Scan the data below. Pull out each line where "Parse" occurs.

───

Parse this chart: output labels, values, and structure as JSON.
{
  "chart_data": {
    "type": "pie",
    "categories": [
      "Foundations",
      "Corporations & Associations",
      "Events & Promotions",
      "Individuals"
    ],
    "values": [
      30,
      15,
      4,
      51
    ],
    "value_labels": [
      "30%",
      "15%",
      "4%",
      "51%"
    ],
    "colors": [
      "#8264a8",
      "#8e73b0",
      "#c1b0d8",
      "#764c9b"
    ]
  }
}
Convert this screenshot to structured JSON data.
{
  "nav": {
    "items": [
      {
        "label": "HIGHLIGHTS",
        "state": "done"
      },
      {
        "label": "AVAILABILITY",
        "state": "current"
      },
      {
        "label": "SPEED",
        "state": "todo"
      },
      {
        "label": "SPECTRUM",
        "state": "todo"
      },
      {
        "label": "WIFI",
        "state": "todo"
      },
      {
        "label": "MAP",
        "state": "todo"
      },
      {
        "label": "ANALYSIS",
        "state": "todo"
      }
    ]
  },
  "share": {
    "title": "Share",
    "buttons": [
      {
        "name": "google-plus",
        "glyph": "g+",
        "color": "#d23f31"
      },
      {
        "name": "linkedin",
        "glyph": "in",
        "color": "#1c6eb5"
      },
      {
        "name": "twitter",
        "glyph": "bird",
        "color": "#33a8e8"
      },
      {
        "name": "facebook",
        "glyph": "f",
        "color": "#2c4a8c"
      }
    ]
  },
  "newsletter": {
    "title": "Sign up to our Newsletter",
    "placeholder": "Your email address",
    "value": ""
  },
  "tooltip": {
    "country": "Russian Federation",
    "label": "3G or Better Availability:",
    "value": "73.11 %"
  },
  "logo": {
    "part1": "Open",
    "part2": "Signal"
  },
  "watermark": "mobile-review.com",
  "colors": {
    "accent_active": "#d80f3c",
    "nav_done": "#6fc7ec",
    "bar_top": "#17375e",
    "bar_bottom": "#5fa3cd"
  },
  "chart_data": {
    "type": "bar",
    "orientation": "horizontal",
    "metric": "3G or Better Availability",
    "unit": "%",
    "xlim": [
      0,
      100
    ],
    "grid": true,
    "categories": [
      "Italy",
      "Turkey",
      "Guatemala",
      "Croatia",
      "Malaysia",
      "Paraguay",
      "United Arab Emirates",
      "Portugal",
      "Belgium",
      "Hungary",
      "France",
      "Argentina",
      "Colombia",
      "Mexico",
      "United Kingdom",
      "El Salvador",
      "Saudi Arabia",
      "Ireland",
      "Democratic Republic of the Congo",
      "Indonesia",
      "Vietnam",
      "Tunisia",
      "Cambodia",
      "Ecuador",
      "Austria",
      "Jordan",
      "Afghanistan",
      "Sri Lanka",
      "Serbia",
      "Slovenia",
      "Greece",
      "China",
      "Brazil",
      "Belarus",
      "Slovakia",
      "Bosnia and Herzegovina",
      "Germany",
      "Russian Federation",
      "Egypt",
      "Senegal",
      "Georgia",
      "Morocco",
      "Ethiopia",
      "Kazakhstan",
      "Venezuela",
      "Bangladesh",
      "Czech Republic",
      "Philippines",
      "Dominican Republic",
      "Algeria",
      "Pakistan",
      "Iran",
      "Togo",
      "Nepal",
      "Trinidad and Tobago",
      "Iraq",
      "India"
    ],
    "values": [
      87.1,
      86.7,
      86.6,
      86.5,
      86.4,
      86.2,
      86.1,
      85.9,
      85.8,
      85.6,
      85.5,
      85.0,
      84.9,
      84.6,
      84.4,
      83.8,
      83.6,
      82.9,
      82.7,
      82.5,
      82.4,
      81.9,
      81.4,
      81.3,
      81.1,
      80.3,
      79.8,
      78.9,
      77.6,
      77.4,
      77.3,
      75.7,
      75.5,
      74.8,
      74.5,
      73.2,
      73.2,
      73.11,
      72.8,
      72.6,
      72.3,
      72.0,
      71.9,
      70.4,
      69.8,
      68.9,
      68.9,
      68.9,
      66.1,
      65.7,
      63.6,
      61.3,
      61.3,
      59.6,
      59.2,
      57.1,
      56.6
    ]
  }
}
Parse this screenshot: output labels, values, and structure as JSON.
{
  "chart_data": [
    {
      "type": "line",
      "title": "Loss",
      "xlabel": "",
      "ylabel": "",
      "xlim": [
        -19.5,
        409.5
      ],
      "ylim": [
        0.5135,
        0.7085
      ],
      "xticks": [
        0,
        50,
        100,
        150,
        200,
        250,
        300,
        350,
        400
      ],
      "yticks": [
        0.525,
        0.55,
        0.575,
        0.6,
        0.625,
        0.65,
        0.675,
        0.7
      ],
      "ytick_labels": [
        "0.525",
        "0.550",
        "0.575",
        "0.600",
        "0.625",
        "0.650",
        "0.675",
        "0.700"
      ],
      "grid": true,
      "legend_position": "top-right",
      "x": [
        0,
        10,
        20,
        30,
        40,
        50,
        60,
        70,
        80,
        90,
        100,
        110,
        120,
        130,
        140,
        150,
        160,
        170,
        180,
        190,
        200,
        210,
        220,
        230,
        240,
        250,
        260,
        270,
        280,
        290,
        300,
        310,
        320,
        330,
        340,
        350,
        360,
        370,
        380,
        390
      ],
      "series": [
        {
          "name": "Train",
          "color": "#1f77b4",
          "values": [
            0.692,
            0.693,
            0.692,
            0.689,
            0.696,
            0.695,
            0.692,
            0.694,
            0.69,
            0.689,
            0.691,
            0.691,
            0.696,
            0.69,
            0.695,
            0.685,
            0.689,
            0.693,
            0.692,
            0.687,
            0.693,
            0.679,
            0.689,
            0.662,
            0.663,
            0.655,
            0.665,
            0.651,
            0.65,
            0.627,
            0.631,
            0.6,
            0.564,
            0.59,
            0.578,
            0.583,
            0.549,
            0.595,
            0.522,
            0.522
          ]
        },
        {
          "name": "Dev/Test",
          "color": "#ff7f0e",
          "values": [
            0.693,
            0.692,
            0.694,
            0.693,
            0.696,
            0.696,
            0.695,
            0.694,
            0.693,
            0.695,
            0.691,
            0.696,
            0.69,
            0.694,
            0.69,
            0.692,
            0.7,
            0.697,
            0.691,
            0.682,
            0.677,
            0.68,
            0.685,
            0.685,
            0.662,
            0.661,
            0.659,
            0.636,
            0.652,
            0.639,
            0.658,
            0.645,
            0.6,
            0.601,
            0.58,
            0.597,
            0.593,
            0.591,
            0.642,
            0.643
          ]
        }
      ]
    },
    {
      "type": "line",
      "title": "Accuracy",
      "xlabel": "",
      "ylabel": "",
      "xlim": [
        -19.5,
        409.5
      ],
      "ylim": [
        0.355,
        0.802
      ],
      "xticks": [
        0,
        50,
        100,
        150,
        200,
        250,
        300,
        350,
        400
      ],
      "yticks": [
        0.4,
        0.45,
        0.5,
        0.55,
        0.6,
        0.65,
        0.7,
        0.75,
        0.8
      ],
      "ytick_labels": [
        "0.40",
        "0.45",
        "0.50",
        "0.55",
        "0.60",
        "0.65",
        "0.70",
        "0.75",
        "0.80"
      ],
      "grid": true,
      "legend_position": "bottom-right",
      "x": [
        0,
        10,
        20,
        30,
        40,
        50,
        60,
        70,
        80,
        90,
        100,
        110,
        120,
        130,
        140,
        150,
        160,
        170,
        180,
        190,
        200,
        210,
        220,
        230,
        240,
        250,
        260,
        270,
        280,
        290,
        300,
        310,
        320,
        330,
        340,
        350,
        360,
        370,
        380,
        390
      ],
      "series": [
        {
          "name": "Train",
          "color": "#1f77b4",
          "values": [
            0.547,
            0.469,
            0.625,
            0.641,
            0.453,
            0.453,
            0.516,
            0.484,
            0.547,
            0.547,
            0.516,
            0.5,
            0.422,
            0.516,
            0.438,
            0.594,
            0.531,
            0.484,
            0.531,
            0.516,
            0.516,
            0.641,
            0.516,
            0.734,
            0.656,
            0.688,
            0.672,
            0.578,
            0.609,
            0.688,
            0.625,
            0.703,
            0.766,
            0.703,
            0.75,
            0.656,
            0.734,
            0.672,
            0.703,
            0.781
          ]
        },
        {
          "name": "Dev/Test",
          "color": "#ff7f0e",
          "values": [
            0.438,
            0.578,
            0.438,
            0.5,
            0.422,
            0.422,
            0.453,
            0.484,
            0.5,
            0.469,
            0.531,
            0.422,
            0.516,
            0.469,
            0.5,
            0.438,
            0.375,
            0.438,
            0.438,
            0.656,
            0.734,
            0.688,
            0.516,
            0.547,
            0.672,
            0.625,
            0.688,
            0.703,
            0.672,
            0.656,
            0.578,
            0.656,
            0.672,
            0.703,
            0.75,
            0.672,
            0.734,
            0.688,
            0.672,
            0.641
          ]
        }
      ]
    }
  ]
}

───

#### EXERCISE RESPONSE:
Parse this chart: output labels, values, and structure as JSON.
Parse this screenshot: output labels, values, and structure as JSON.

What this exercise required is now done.